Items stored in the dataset
## BEGIN

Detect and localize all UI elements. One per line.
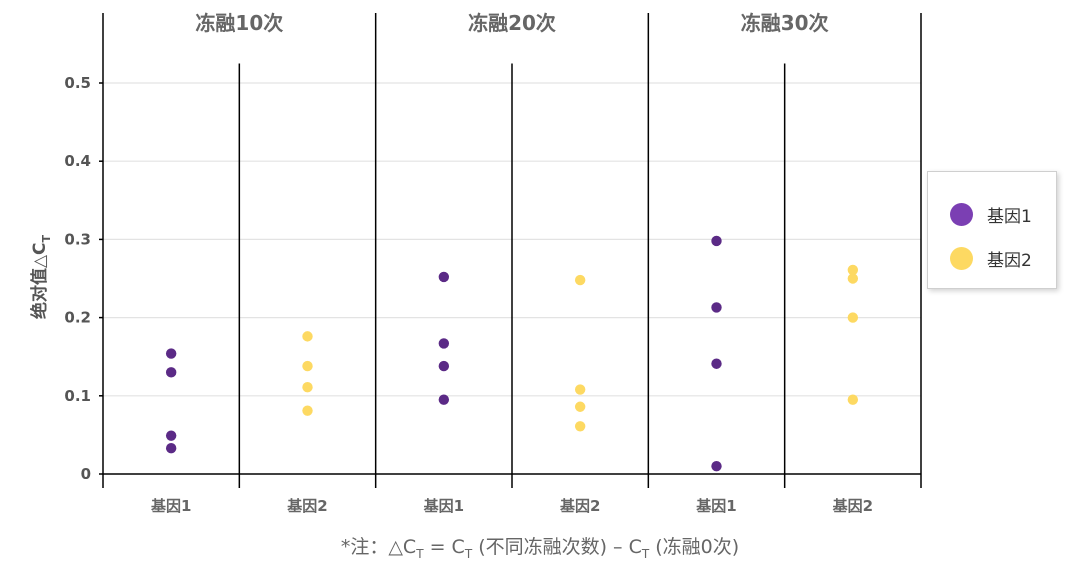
y-axis-ticks: 0 0.1 0.2 0.3 0.4 0.5 (64, 74, 103, 483)
data-point (438, 271, 450, 283)
data-point (165, 367, 177, 378)
data-point (302, 331, 313, 342)
legend-marker-gene2 (950, 247, 973, 270)
data-point (165, 442, 177, 454)
data-point (711, 460, 722, 472)
data-point (302, 405, 313, 416)
facet-title: 冻融20次 (468, 11, 556, 35)
footnote-mid: = C (423, 536, 465, 558)
x-axis-ticks: 基因1 基因2 基因1 基因2 基因1 基因2 (150, 497, 873, 515)
data-points (165, 235, 859, 472)
legend-label-gene2: 基因2 (987, 251, 1032, 271)
data-point (302, 360, 313, 372)
data-point (302, 381, 313, 393)
data-point (847, 264, 859, 276)
data-point (574, 274, 586, 286)
data-point (438, 338, 450, 349)
data-point (574, 384, 586, 395)
footnote-sub-2: T (464, 546, 473, 561)
legend-label-gene1: 基因1 (987, 207, 1032, 227)
legend-marker-gene1 (950, 203, 973, 226)
data-point (574, 401, 586, 412)
footnote-sub-3: T (641, 546, 650, 561)
data-point (165, 348, 177, 359)
data-point (574, 421, 586, 432)
y-tick-label: 0.1 (64, 387, 91, 405)
facet-title: 冻融10次 (195, 11, 283, 35)
y-axis-title-subscript: T (40, 234, 53, 242)
x-tick-label: 基因1 (423, 497, 464, 515)
footnote-suffix: (冻融0次) (649, 536, 740, 558)
data-point (438, 360, 450, 372)
footnote-prefix: *注：△C (340, 536, 417, 558)
y-axis-title-main: 绝对值△C (29, 242, 50, 319)
data-point (711, 235, 722, 247)
y-axis-label: 绝对值△CT (29, 234, 53, 319)
footnote-mid2: (不同冻融次数) – C (472, 536, 642, 558)
y-tick-label: 0.4 (64, 152, 91, 170)
facet-title: 冻融30次 (741, 11, 829, 35)
y-tick-label: 0.2 (64, 309, 91, 327)
y-axis-title: 绝对值△CT (29, 234, 53, 319)
x-tick-label: 基因1 (695, 497, 736, 515)
y-tick-label: 0.3 (64, 230, 91, 248)
data-point (711, 358, 722, 369)
x-tick-label: 基因1 (150, 497, 191, 515)
axes (102, 13, 922, 488)
legend-item-gene1[interactable]: 基因1 (950, 202, 1032, 227)
facet-titles: 冻融10次 冻融20次 冻融30次 (195, 11, 828, 35)
legend: 基因1 基因2 (927, 171, 1057, 289)
legend-item-gene2[interactable]: 基因2 (950, 246, 1032, 271)
x-tick-label: 基因2 (559, 497, 600, 515)
footnote-sub-1: T (416, 546, 424, 561)
data-point (847, 312, 859, 323)
x-tick-label: 基因2 (832, 497, 873, 515)
data-point (165, 430, 177, 441)
footnote: *注：△CT = CT (不同冻融次数) – CT (冻融0次) (0, 532, 1080, 561)
data-point (438, 394, 450, 405)
data-point (847, 394, 859, 405)
y-tick-label: 0 (81, 465, 91, 483)
data-point (711, 302, 722, 313)
x-tick-label: 基因2 (286, 497, 327, 515)
y-tick-label: 0.5 (64, 74, 91, 92)
data-point (847, 273, 859, 284)
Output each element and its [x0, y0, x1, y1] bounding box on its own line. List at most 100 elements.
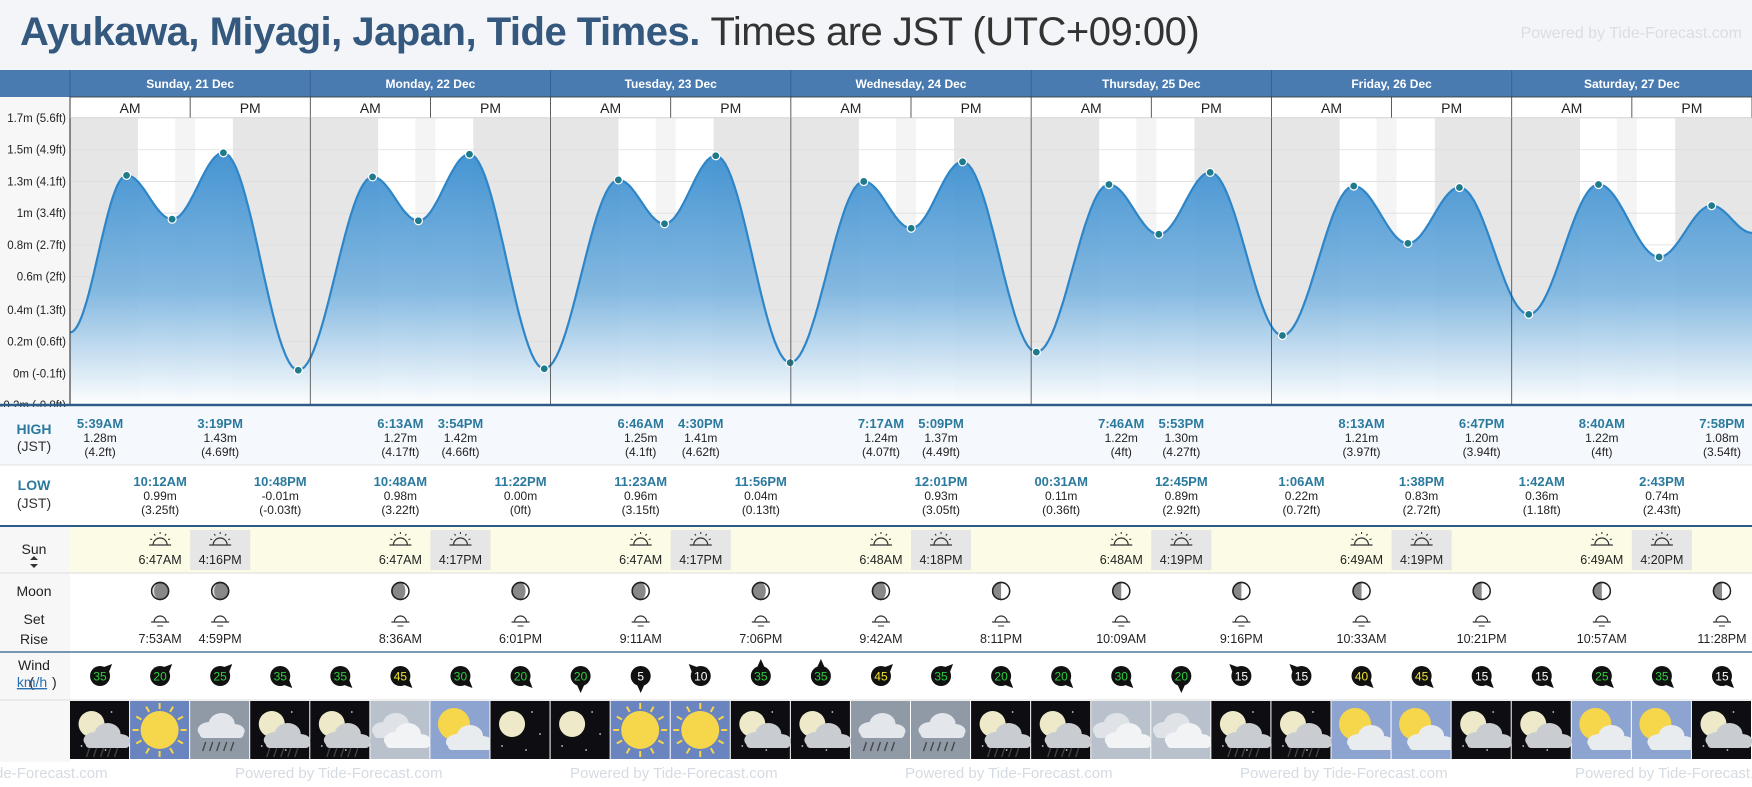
weather-icon-night-clear: [490, 701, 550, 759]
wind-arrow-head: [945, 663, 954, 673]
tide-extreme-point: [659, 219, 670, 229]
high-tide-meters: 1.27m: [384, 431, 417, 445]
moon-phase-icon: [1592, 581, 1612, 601]
wind-speed: 30: [1115, 670, 1129, 684]
sun-glyph: [621, 711, 660, 749]
moon-outline: [1232, 581, 1251, 601]
weather-icon-cloudy-rain: [911, 701, 971, 759]
star: [741, 745, 744, 747]
moon-arc: [1715, 615, 1729, 623]
moonrise-icon: [1352, 615, 1371, 627]
moonset-icon: [211, 615, 230, 627]
sun-arc: [1654, 537, 1670, 546]
moon-phase-icon: [210, 581, 230, 601]
y-tick-label: 0.4m (1.3ft): [7, 305, 66, 317]
rain-drop: [1241, 747, 1246, 758]
star: [825, 749, 828, 751]
tide-extreme-point: [859, 176, 869, 187]
moonrise-icon: [151, 615, 170, 627]
sunrise-time: 6:47AM: [139, 553, 182, 567]
sun-arc: [212, 537, 228, 546]
weather-icon-sunny: [670, 701, 730, 759]
tide-extreme-point: [613, 175, 623, 185]
wind-speed: 45: [394, 670, 408, 684]
moon-phase-icon: [1352, 581, 1371, 601]
rain-drop: [1248, 747, 1253, 758]
star: [501, 745, 503, 747]
moonrise-icon: [631, 615, 650, 627]
title-bar: Ayukawa, Miyagi, Japan, Tide Times. Time…: [0, 0, 1752, 70]
wind-arrow-head: [1125, 679, 1134, 689]
moon-lit: [880, 582, 890, 600]
wind-unit-paren: (: [29, 674, 34, 690]
moonrise-icon: [1592, 615, 1611, 627]
sun-ray: [648, 538, 651, 541]
high-tide-time: 5:53PM: [1159, 416, 1205, 431]
moonset-icon: [1712, 615, 1731, 627]
moon-lit: [1001, 582, 1010, 600]
sun-ray: [135, 739, 142, 745]
rain-drop: [1308, 747, 1313, 758]
moon-arc: [1475, 615, 1489, 623]
wind-arrow-head: [1177, 685, 1185, 693]
wind-arrow-head: [637, 685, 645, 693]
wind-badge: 35: [931, 663, 954, 686]
moon-event-time: 9:16PM: [1220, 632, 1263, 646]
high-tide-feet: (3.97ft): [1343, 445, 1381, 459]
rain-drop: [1227, 747, 1232, 758]
wind-badge: 35: [90, 663, 113, 686]
high-tide-feet: (4.17ft): [381, 445, 419, 459]
wind-circle: [90, 666, 111, 686]
star: [1546, 749, 1549, 751]
y-tick-label: 1.5m (4.9ft): [7, 145, 66, 157]
star: [1245, 749, 1248, 751]
sunrise-icon: [149, 532, 172, 546]
sun-ray: [645, 533, 648, 536]
sun-ray: [393, 533, 397, 536]
rain-drop: [202, 741, 207, 752]
sun-ray: [464, 533, 467, 536]
sun-ray: [164, 533, 167, 536]
wind-speed: 15: [1535, 670, 1549, 684]
sun-arc: [933, 537, 949, 546]
rain-drop: [950, 741, 956, 752]
sun-ray: [934, 533, 937, 536]
wind-arrow-head: [1229, 663, 1238, 673]
wind-badge: 15: [1711, 666, 1734, 689]
high-tide-feet: (3.94ft): [1463, 445, 1501, 459]
powered-by-top[interactable]: Powered by Tide-Forecast.com: [1520, 25, 1742, 42]
moon-event-time: 9:11AM: [620, 632, 662, 646]
wind-circle: [810, 666, 831, 686]
wind-arrow-head: [688, 663, 697, 673]
cloud-part: [920, 730, 965, 738]
y-tick-label: 1.3m (4.1ft): [7, 176, 66, 188]
rain-drop: [92, 747, 98, 758]
cloud-part: [1046, 740, 1091, 748]
sun-ray: [709, 706, 715, 713]
tide-extreme-point: [1454, 182, 1465, 193]
wind-badge: 20: [991, 666, 1014, 689]
sun-arc: [873, 537, 889, 546]
moon-lit: [1481, 582, 1491, 600]
sun-ray: [390, 538, 393, 541]
moon-arc: [1234, 615, 1248, 623]
wind-arrow-head: [404, 679, 413, 689]
moonset-icon: [511, 615, 530, 627]
sun-ray: [169, 706, 174, 713]
day-header-label: Friday, 26 Dec: [1351, 77, 1432, 91]
high-tide-time: 7:58PM: [1699, 416, 1745, 431]
moon-event-time: 10:33AM: [1337, 632, 1387, 646]
moonset-icon: [1472, 615, 1491, 627]
wind-badge: 45: [870, 663, 893, 686]
sunset-time: 4:16PM: [199, 553, 242, 567]
sun-ray: [930, 538, 934, 541]
cloud-part: [325, 740, 370, 748]
wind-arrow-head: [464, 679, 473, 689]
moon-set-label: Set: [23, 611, 44, 627]
high-tide-feet: (4.66ft): [441, 445, 479, 459]
sun-ray: [1606, 533, 1609, 536]
low-tide-time: 10:48AM: [374, 474, 427, 489]
sunset-cell-bg: [670, 530, 731, 570]
high-tide-feet: (4.1ft): [625, 445, 656, 459]
wind-unit-link[interactable]: km/h: [17, 674, 47, 690]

## END

Reproduce everything from the line containing "y-axis-ticks: 0 0.1" down to the line containing "x-tick-label: 基因1 (695, 497, 736, 515)", including both of those lines.

Complete response>
y-axis-ticks: 0 0.1 0.2 0.3 0.4 0.5 (64, 74, 103, 483)
data-point (438, 271, 450, 283)
data-point (165, 367, 177, 378)
data-point (302, 331, 313, 342)
legend-marker-gene2 (950, 247, 973, 270)
data-point (165, 442, 177, 454)
data-point (711, 460, 722, 472)
data-point (302, 405, 313, 416)
facet-title: 冻融20次 (468, 11, 556, 35)
footnote-mid: = C (423, 536, 465, 558)
x-axis-ticks: 基因1 基因2 基因1 基因2 基因1 基因2 (150, 497, 873, 515)
data-points (165, 235, 859, 472)
legend-label-gene2: 基因2 (987, 251, 1032, 271)
data-point (302, 360, 313, 372)
data-point (302, 381, 313, 393)
data-point (847, 264, 859, 276)
data-point (574, 274, 586, 286)
data-point (438, 338, 450, 349)
data-point (574, 384, 586, 395)
footnote-sub-2: T (464, 546, 473, 561)
legend-label-gene1: 基因1 (987, 207, 1032, 227)
legend-marker-gene1 (950, 203, 973, 226)
data-point (574, 401, 586, 412)
footnote-sub-3: T (641, 546, 650, 561)
data-point (165, 348, 177, 359)
data-point (574, 421, 586, 432)
y-tick-label: 0.1 (64, 387, 91, 405)
facet-title: 冻融10次 (195, 11, 283, 35)
y-axis-title-subscript: T (40, 234, 53, 242)
x-tick-label: 基因1 (423, 497, 464, 515)
footnote-suffix: (冻融0次) (649, 536, 740, 558)
data-point (438, 360, 450, 372)
footnote-prefix: *注：△C (340, 536, 417, 558)
y-axis-title-main: 绝对值△C (29, 242, 50, 319)
data-point (711, 235, 722, 247)
y-axis-label: 绝对值△CT (29, 234, 53, 319)
footnote-mid2: (不同冻融次数) – C (472, 536, 642, 558)
y-tick-label: 0.4 (64, 152, 91, 170)
facet-title: 冻融30次 (741, 11, 829, 35)
y-tick-label: 0.2 (64, 309, 91, 327)
y-axis-title: 绝对值△CT (29, 234, 53, 319)
x-tick-label: 基因1 (695, 497, 736, 515)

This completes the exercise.